Lines of data:

#####

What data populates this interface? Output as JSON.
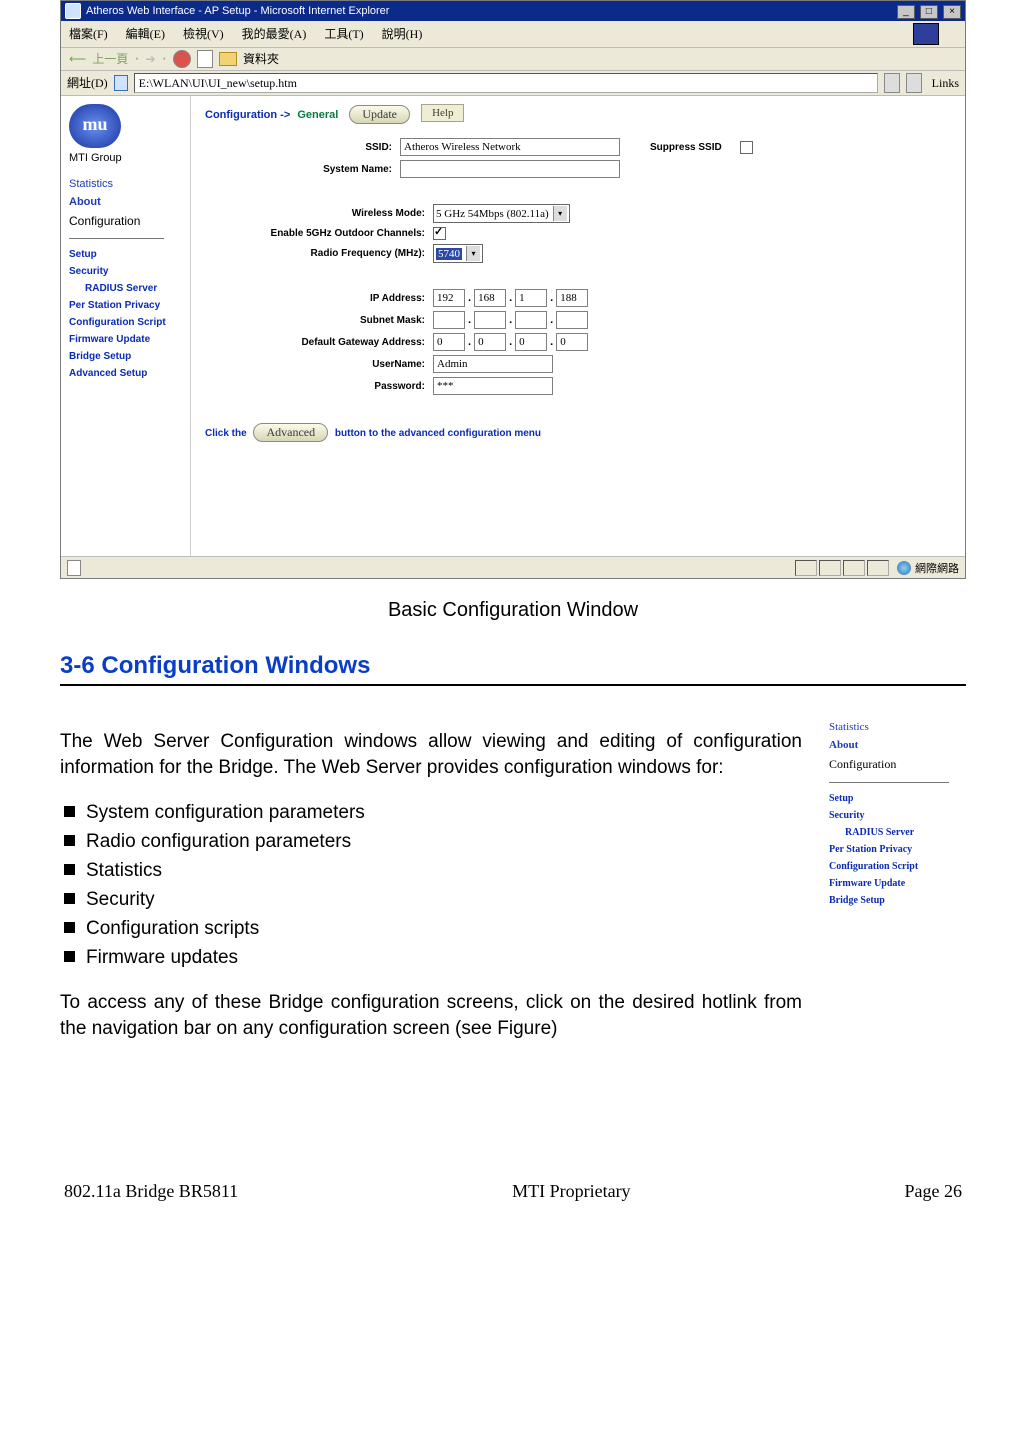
{
  "browser": {
    "title": "Atheros Web Interface - AP Setup - Microsoft Internet Explorer",
    "menu": {
      "file": "檔案(F)",
      "edit": "編輯(E)",
      "view": "檢視(V)",
      "fav": "我的最愛(A)",
      "tools": "工具(T)",
      "help": "說明(H)"
    },
    "toolbar": {
      "back": "上一頁",
      "folders": "資料夾"
    },
    "address": {
      "label": "網址(D)",
      "value": "E:\\WLAN\\UI\\UI_new\\setup.htm",
      "links": "Links"
    },
    "status": {
      "zone": "網際網路"
    }
  },
  "sidebar": {
    "group": "MTI Group",
    "top": [
      {
        "label": "Statistics",
        "cls": "lnk1"
      },
      {
        "label": "About",
        "cls": "lnk1b"
      },
      {
        "label": "Configuration",
        "cls": "sel"
      }
    ],
    "sub": [
      {
        "label": "Setup",
        "cls": "sub"
      },
      {
        "label": "Security",
        "cls": "sub"
      },
      {
        "label": "RADIUS Server",
        "cls": "sub ind"
      },
      {
        "label": "Per Station Privacy",
        "cls": "sub"
      },
      {
        "label": "Configuration Script",
        "cls": "sub"
      },
      {
        "label": "Firmware Update",
        "cls": "sub"
      },
      {
        "label": "Bridge Setup",
        "cls": "sub"
      },
      {
        "label": "Advanced Setup",
        "cls": "sub"
      }
    ]
  },
  "cfg": {
    "breadcrumb": {
      "cfg": "Configuration",
      "arrow": "->",
      "gen": "General"
    },
    "update_btn": "Update",
    "help_btn": "Help",
    "labels": {
      "ssid": "SSID:",
      "sysname": "System Name:",
      "suppress": "Suppress SSID",
      "wmode": "Wireless Mode:",
      "outdoor": "Enable 5GHz Outdoor Channels:",
      "radio": "Radio Frequency (MHz):",
      "ip": "IP Address:",
      "mask": "Subnet Mask:",
      "gw": "Default Gateway Address:",
      "user": "UserName:",
      "pass": "Password:"
    },
    "values": {
      "ssid": "Atheros Wireless Network",
      "sysname": "",
      "wmode": "5 GHz 54Mbps (802.11a)",
      "outdoor_checked": true,
      "radio": "5740",
      "ip": [
        "192",
        "168",
        "1",
        "188"
      ],
      "mask": [
        "",
        "",
        "",
        ""
      ],
      "gw": [
        "0",
        "0",
        "0",
        "0"
      ],
      "user": "Admin",
      "pass": "***"
    },
    "adv": {
      "pre": "Click the",
      "btn": "Advanced",
      "post": "button to the advanced configuration menu"
    }
  },
  "doc": {
    "caption": "Basic Configuration Window",
    "heading": "3-6 Configuration Windows",
    "para1": "The Web Server Configuration windows allow viewing and editing of configuration information for the Bridge. The Web Server provides configuration windows for:",
    "bullets": [
      "System configuration parameters",
      "Radio configuration parameters",
      "Statistics",
      "Security",
      "Configuration scripts",
      "Firmware updates"
    ],
    "para2": "To access any of these Bridge configuration screens, click on the desired hotlink from the navigation bar on any configuration screen (see Figure)"
  },
  "nav_figure": {
    "top": [
      {
        "label": "Statistics",
        "cls": "lnk1"
      },
      {
        "label": "About",
        "cls": "lnk1b"
      },
      {
        "label": "Configuration",
        "cls": "sel"
      }
    ],
    "sub": [
      {
        "label": "Setup",
        "cls": "sub"
      },
      {
        "label": "Security",
        "cls": "sub"
      },
      {
        "label": "RADIUS Server",
        "cls": "sub ind"
      },
      {
        "label": "Per Station Privacy",
        "cls": "sub"
      },
      {
        "label": "Configuration Script",
        "cls": "sub"
      },
      {
        "label": "Firmware Update",
        "cls": "sub"
      },
      {
        "label": "Bridge Setup",
        "cls": "sub"
      }
    ]
  },
  "footer": {
    "left": "802.11a Bridge BR5811",
    "center": "MTI Proprietary",
    "right": "Page 26"
  }
}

#####

» Request: Select every line of the records holding the string "wmode".

» Output for this exercise:
      "wmode": "Wireless Mode:",
      "wmode": "5 GHz 54Mbps (802.11a)",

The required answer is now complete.